Leave the pictures out and quote only the lines from the one with "Give me the" down to the end of the listing below.

=== INPUT RECORDS ===

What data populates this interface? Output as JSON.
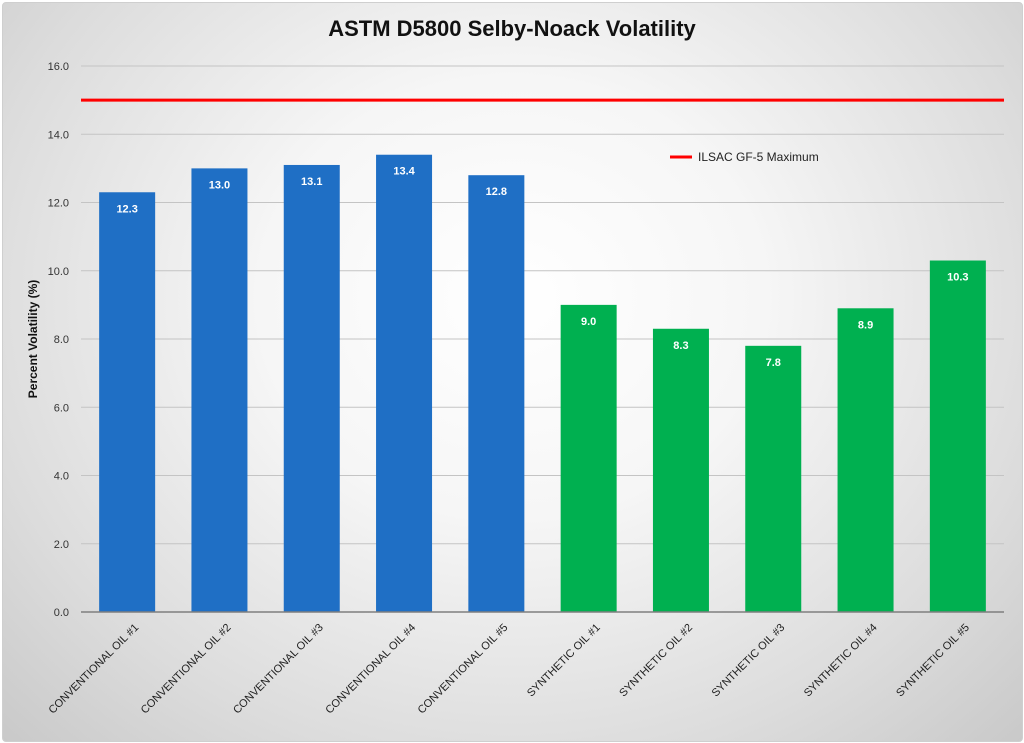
{
  "chart_data": {
    "type": "bar",
    "title": "ASTM D5800 Selby-Noack Volatility",
    "xlabel": "",
    "ylabel": "Percent Volatility (%)",
    "ylim": [
      0,
      16
    ],
    "yticks": [
      "0.0",
      "2.0",
      "4.0",
      "6.0",
      "8.0",
      "10.0",
      "12.0",
      "14.0",
      "16.0"
    ],
    "grid": true,
    "legend_position": "top-right",
    "categories": [
      "CONVENTIONAL OIL #1",
      "CONVENTIONAL OIL #2",
      "CONVENTIONAL OIL #3",
      "CONVENTIONAL OIL #4",
      "CONVENTIONAL OIL #5",
      "SYNTHETIC OIL #1",
      "SYNTHETIC OIL #2",
      "SYNTHETIC OIL #3",
      "SYNTHETIC OIL #4",
      "SYNTHETIC OIL #5"
    ],
    "values": [
      12.3,
      13.0,
      13.1,
      13.4,
      12.8,
      9.0,
      8.3,
      7.8,
      8.9,
      10.3
    ],
    "value_labels": [
      "12.3",
      "13.0",
      "13.1",
      "13.4",
      "12.8",
      "9.0",
      "8.3",
      "7.8",
      "8.9",
      "10.3"
    ],
    "bar_colors": [
      "#1f6fc5",
      "#1f6fc5",
      "#1f6fc5",
      "#1f6fc5",
      "#1f6fc5",
      "#00b050",
      "#00b050",
      "#00b050",
      "#00b050",
      "#00b050"
    ],
    "reference_line": {
      "name": "ILSAC GF-5 Maximum",
      "value": 15.0,
      "color": "#ff0000"
    }
  }
}
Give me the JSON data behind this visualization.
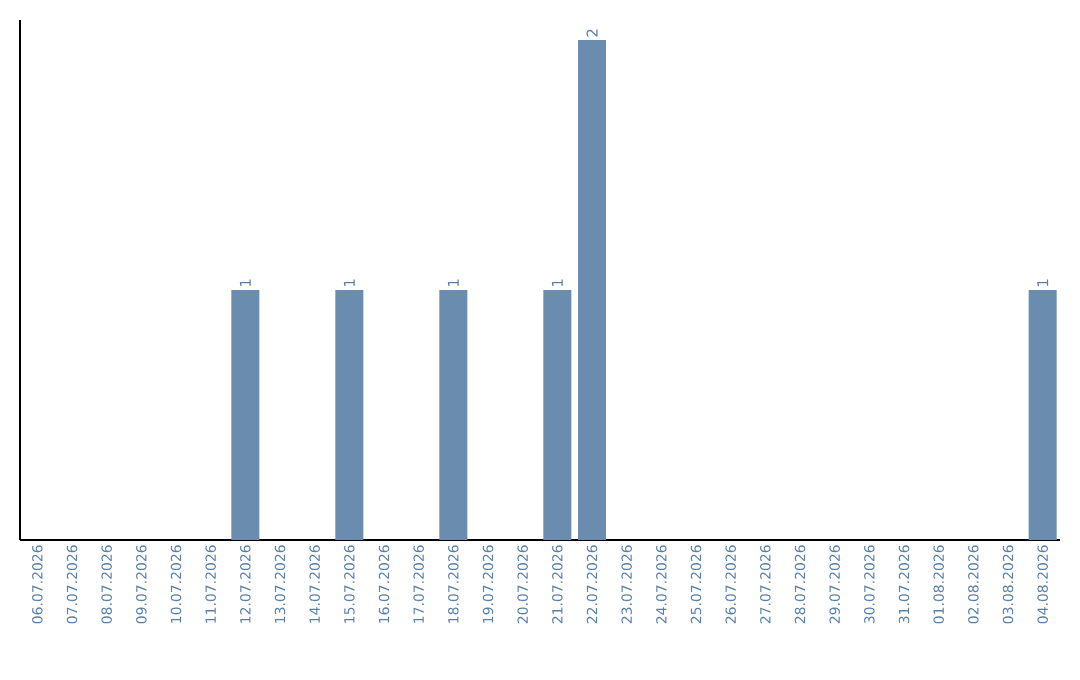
{
  "chart_data": {
    "type": "bar",
    "categories": [
      "06.07.2026",
      "07.07.2026",
      "08.07.2026",
      "09.07.2026",
      "10.07.2026",
      "11.07.2026",
      "12.07.2026",
      "13.07.2026",
      "14.07.2026",
      "15.07.2026",
      "16.07.2026",
      "17.07.2026",
      "18.07.2026",
      "19.07.2026",
      "20.07.2026",
      "21.07.2026",
      "22.07.2026",
      "23.07.2026",
      "24.07.2026",
      "25.07.2026",
      "26.07.2026",
      "27.07.2026",
      "28.07.2026",
      "29.07.2026",
      "30.07.2026",
      "31.07.2026",
      "01.08.2026",
      "02.08.2026",
      "03.08.2026",
      "04.08.2026"
    ],
    "values": [
      0,
      0,
      0,
      0,
      0,
      0,
      1,
      0,
      0,
      1,
      0,
      0,
      1,
      0,
      0,
      1,
      2,
      0,
      0,
      0,
      0,
      0,
      0,
      0,
      0,
      0,
      0,
      0,
      0,
      1
    ],
    "value_labels": [
      null,
      null,
      null,
      null,
      null,
      null,
      "1",
      null,
      null,
      "1",
      null,
      null,
      "1",
      null,
      null,
      "1",
      "2",
      null,
      null,
      null,
      null,
      null,
      null,
      null,
      null,
      null,
      null,
      null,
      null,
      "1"
    ],
    "color": "#6a8caf",
    "grid": false
  }
}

===

• ANSWER FOR THE TASK
Give me the JSON data behind this visualization.
{
  "chart_data": {
    "type": "bar",
    "categories": [
      "06.07.2026",
      "07.07.2026",
      "08.07.2026",
      "09.07.2026",
      "10.07.2026",
      "11.07.2026",
      "12.07.2026",
      "13.07.2026",
      "14.07.2026",
      "15.07.2026",
      "16.07.2026",
      "17.07.2026",
      "18.07.2026",
      "19.07.2026",
      "20.07.2026",
      "21.07.2026",
      "22.07.2026",
      "23.07.2026",
      "24.07.2026",
      "25.07.2026",
      "26.07.2026",
      "27.07.2026",
      "28.07.2026",
      "29.07.2026",
      "30.07.2026",
      "31.07.2026",
      "01.08.2026",
      "02.08.2026",
      "03.08.2026",
      "04.08.2026"
    ],
    "values": [
      0,
      0,
      0,
      0,
      0,
      0,
      1,
      0,
      0,
      1,
      0,
      0,
      1,
      0,
      0,
      1,
      2,
      0,
      0,
      0,
      0,
      0,
      0,
      0,
      0,
      0,
      0,
      0,
      0,
      1
    ],
    "value_labels": [
      null,
      null,
      null,
      null,
      null,
      null,
      "1",
      null,
      null,
      "1",
      null,
      null,
      "1",
      null,
      null,
      "1",
      "2",
      null,
      null,
      null,
      null,
      null,
      null,
      null,
      null,
      null,
      null,
      null,
      null,
      "1"
    ],
    "color": "#6a8caf",
    "grid": false
  }
}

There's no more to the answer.